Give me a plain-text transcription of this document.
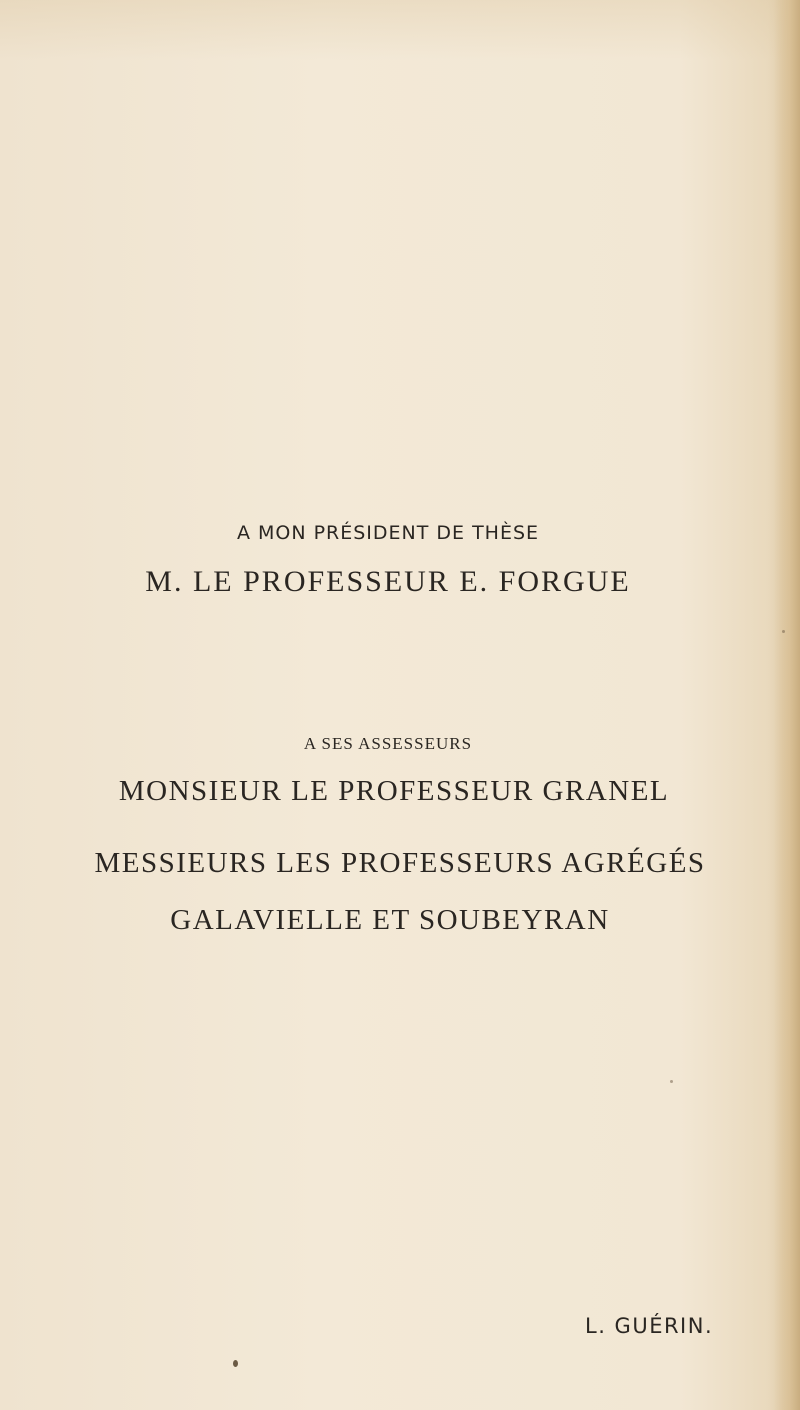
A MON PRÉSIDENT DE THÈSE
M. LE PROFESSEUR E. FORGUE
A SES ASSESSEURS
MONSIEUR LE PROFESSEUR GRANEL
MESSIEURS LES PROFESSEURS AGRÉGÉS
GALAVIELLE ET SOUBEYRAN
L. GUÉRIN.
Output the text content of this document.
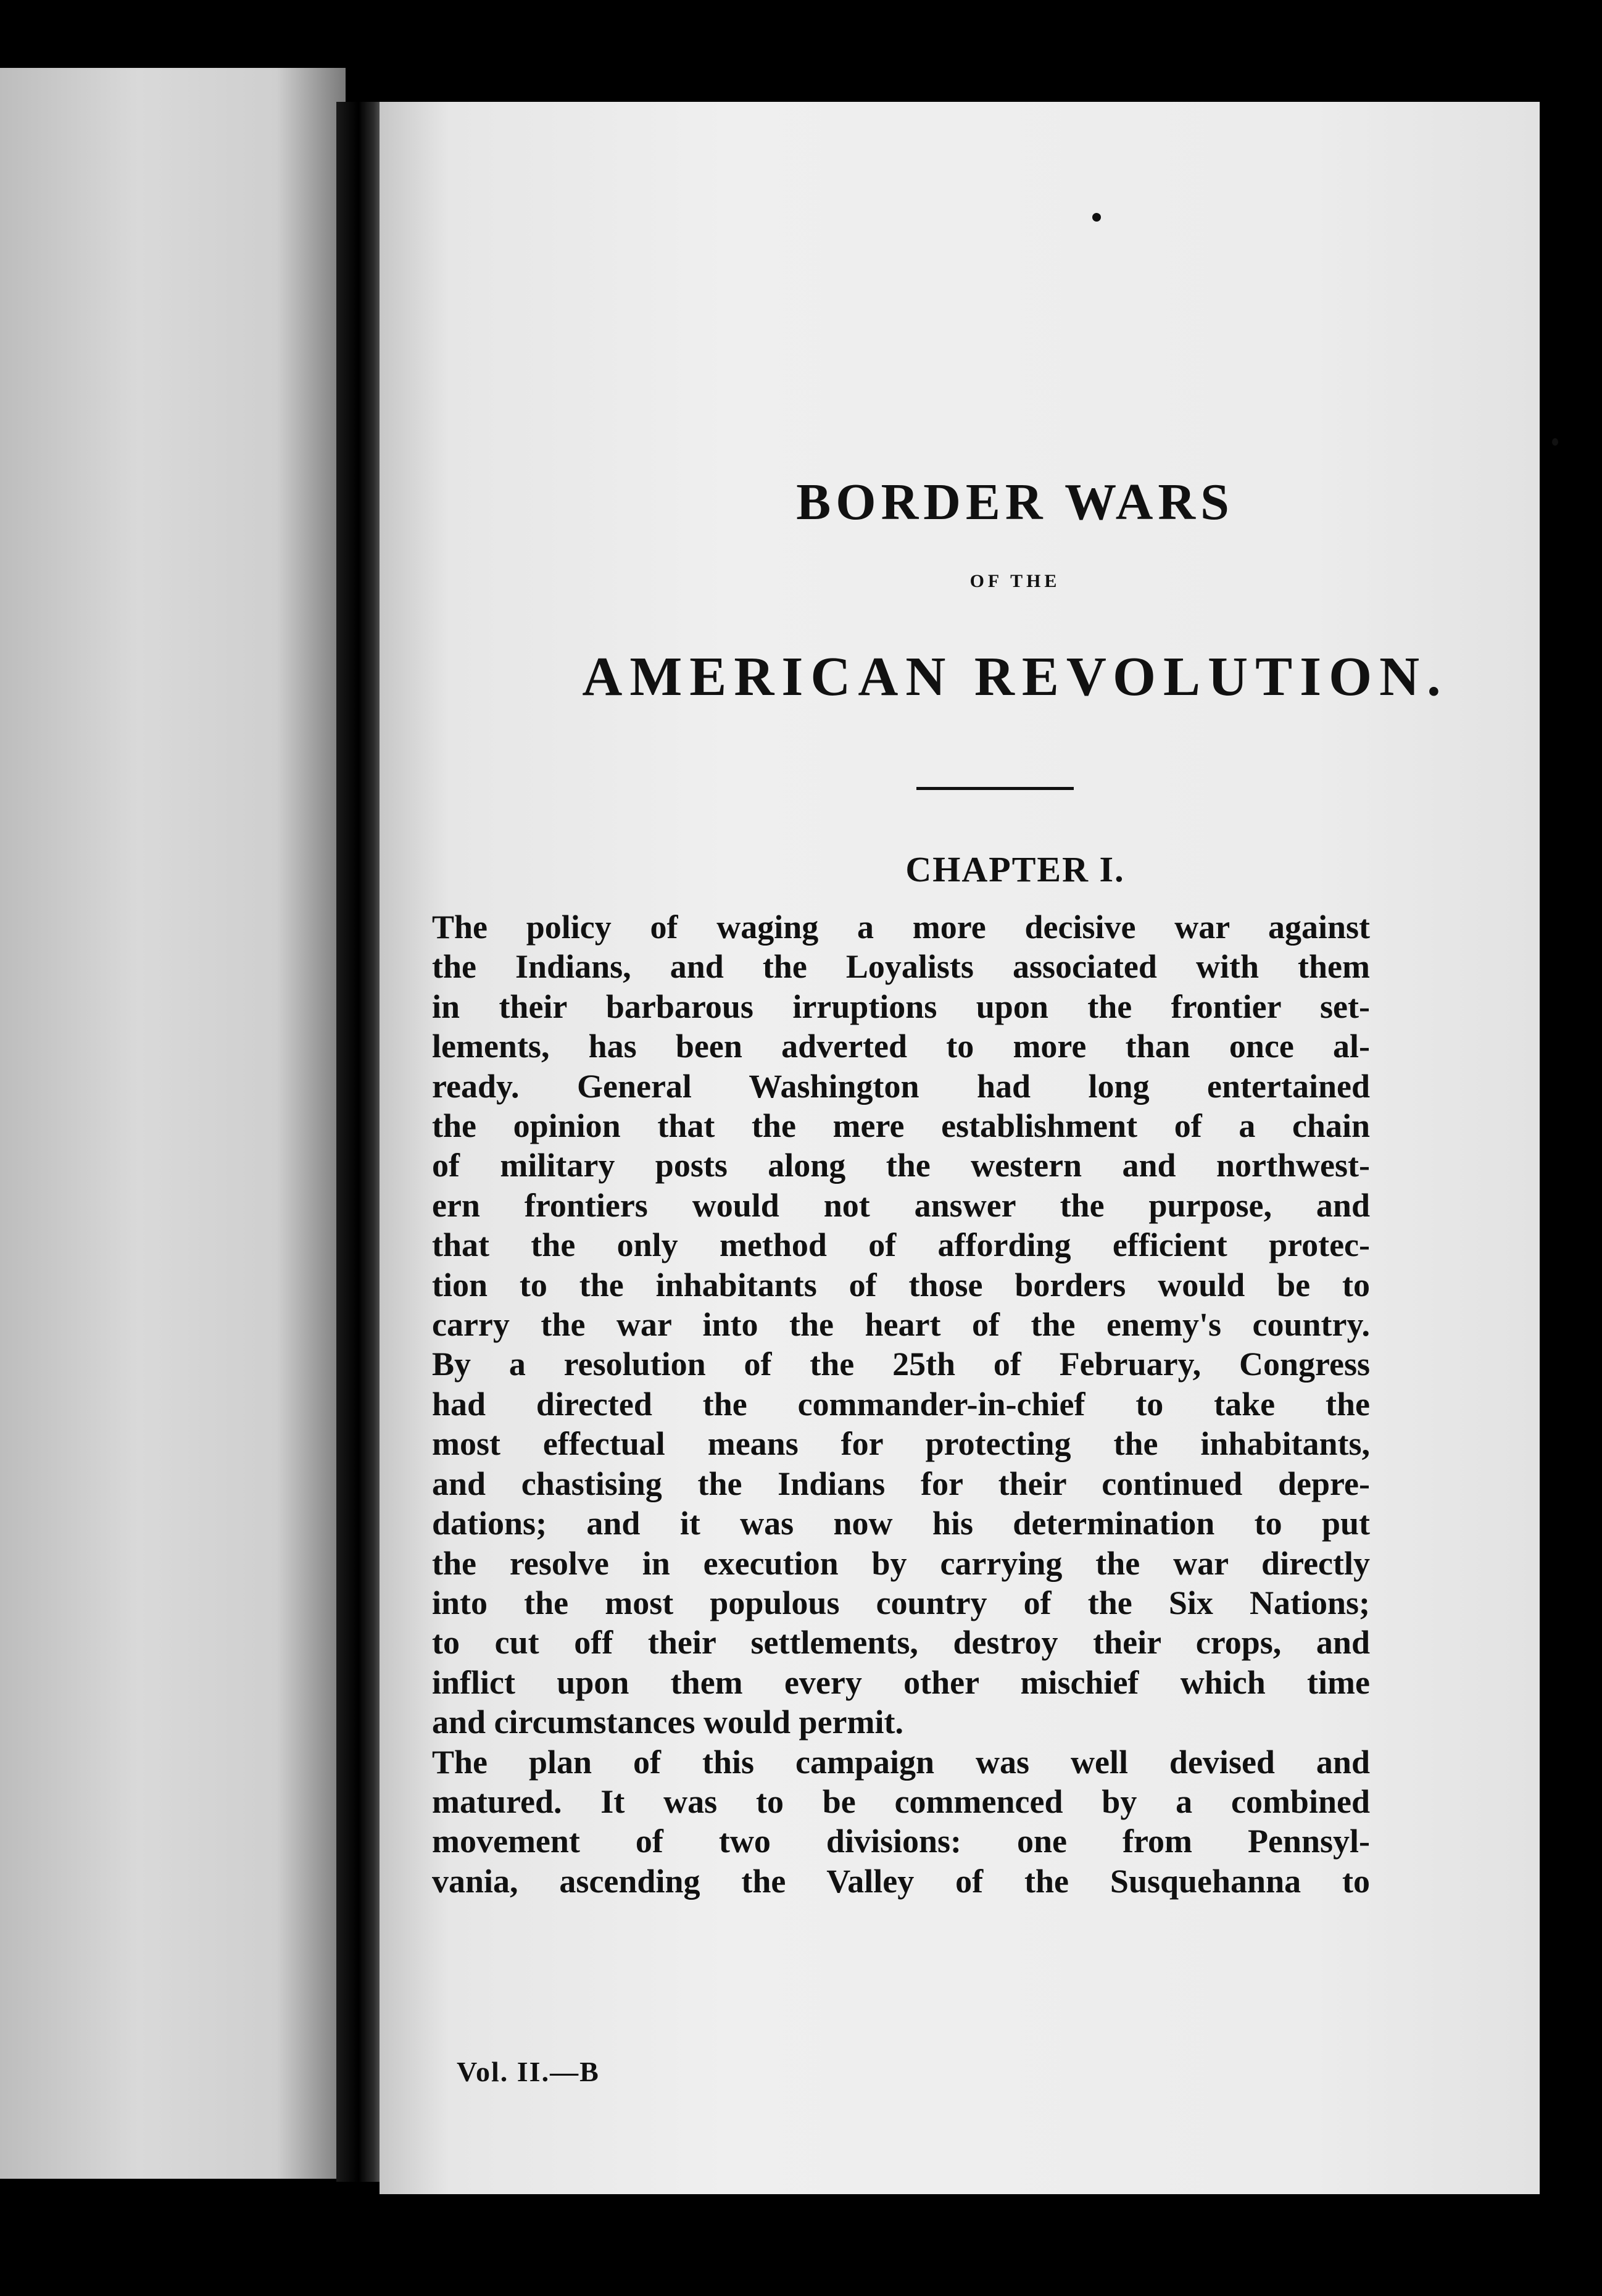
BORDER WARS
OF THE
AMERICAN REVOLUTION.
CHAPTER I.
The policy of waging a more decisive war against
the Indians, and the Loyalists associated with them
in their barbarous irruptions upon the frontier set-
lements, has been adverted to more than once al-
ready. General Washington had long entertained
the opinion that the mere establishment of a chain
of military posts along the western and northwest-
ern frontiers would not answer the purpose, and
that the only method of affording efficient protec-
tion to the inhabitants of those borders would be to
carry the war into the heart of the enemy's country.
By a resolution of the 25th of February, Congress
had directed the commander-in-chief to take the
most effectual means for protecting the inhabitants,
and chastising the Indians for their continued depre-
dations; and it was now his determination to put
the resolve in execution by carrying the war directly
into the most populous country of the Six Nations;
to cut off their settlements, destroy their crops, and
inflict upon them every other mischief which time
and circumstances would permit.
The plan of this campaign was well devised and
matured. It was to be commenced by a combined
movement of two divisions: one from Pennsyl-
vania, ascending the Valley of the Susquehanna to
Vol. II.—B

_What is required_. Without the pictures, extract every entry verbatim.

_Task answer_.
Give me a plain-text transcription of this document.
A MON PRÉSIDENT DE THÈSE
M. LE PROFESSEUR E. FORGUE
A SES ASSESSEURS
MONSIEUR LE PROFESSEUR GRANEL
MESSIEURS LES PROFESSEURS AGRÉGÉS
GALAVIELLE ET SOUBEYRAN
L. GUÉRIN.
Output the text content of this document.
BORDER WARS
OF THE
AMERICAN REVOLUTION.
CHAPTER I.
The policy of waging a more decisive war against
the Indians, and the Loyalists associated with them
in their barbarous irruptions upon the frontier set-
lements, has been adverted to more than once al-
ready. General Washington had long entertained
the opinion that the mere establishment of a chain
of military posts along the western and northwest-
ern frontiers would not answer the purpose, and
that the only method of affording efficient protec-
tion to the inhabitants of those borders would be to
carry the war into the heart of the enemy's country.
By a resolution of the 25th of February, Congress
had directed the commander-in-chief to take the
most effectual means for protecting the inhabitants,
and chastising the Indians for their continued depre-
dations; and it was now his determination to put
the resolve in execution by carrying the war directly
into the most populous country of the Six Nations;
to cut off their settlements, destroy their crops, and
inflict upon them every other mischief which time
and circumstances would permit.
The plan of this campaign was well devised and
matured. It was to be commenced by a combined
movement of two divisions: one from Pennsyl-
vania, ascending the Valley of the Susquehanna to
Vol. II.—B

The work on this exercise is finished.